Stored entries
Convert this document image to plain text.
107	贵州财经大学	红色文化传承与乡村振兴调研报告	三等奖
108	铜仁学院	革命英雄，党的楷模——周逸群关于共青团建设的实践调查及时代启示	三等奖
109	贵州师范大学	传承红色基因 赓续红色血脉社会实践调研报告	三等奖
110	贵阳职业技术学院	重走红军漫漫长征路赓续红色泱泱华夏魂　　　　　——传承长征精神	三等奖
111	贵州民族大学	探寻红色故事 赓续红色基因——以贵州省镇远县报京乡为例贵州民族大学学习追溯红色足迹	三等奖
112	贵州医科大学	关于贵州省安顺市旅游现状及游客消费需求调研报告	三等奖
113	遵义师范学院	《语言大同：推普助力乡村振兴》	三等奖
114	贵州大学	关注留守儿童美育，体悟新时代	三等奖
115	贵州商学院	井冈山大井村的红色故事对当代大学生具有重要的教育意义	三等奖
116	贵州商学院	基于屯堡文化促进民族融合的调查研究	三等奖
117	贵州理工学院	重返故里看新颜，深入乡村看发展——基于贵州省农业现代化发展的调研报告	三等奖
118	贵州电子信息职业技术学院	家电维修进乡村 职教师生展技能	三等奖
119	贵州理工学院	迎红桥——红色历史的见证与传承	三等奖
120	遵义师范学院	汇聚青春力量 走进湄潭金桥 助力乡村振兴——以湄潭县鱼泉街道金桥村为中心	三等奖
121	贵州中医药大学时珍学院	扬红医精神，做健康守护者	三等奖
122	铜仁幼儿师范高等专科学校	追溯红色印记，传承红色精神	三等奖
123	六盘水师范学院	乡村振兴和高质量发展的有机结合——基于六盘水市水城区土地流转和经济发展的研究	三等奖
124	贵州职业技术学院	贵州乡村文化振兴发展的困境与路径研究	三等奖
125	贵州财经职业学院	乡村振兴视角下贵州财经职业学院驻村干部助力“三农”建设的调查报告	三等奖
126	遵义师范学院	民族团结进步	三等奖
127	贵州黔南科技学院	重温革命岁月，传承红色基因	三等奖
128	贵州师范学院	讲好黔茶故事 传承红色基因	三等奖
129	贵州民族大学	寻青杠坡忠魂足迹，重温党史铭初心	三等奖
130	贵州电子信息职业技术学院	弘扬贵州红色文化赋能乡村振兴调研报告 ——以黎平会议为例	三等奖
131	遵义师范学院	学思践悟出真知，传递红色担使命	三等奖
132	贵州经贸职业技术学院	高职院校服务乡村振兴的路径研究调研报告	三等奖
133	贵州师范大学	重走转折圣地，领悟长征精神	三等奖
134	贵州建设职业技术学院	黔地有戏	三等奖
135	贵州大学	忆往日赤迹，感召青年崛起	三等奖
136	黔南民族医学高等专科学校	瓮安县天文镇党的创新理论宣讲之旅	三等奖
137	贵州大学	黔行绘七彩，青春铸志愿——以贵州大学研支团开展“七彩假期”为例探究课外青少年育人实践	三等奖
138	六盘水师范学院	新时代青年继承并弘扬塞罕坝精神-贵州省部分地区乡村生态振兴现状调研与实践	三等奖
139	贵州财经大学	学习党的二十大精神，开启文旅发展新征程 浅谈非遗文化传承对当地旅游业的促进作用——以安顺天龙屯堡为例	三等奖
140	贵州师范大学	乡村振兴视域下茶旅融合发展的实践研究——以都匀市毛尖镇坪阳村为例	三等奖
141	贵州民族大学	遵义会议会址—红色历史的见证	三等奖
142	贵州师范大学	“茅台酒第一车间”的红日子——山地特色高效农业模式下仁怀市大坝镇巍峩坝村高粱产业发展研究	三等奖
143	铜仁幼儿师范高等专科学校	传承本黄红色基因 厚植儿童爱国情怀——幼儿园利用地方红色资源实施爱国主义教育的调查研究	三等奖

* _TO BE DONE_
In the listing, find every line containing the word "贵州民族大学" and list it.

* _RESPONSE FOR THIS EXERCISE_
111	贵州民族大学	探寻红色故事 赓续红色基因——以贵州省镇远县报京乡为例贵州民族大学学习追溯红色足迹	三等奖
129	贵州民族大学	寻青杠坡忠魂足迹，重温党史铭初心	三等奖
141	贵州民族大学	遵义会议会址—红色历史的见证	三等奖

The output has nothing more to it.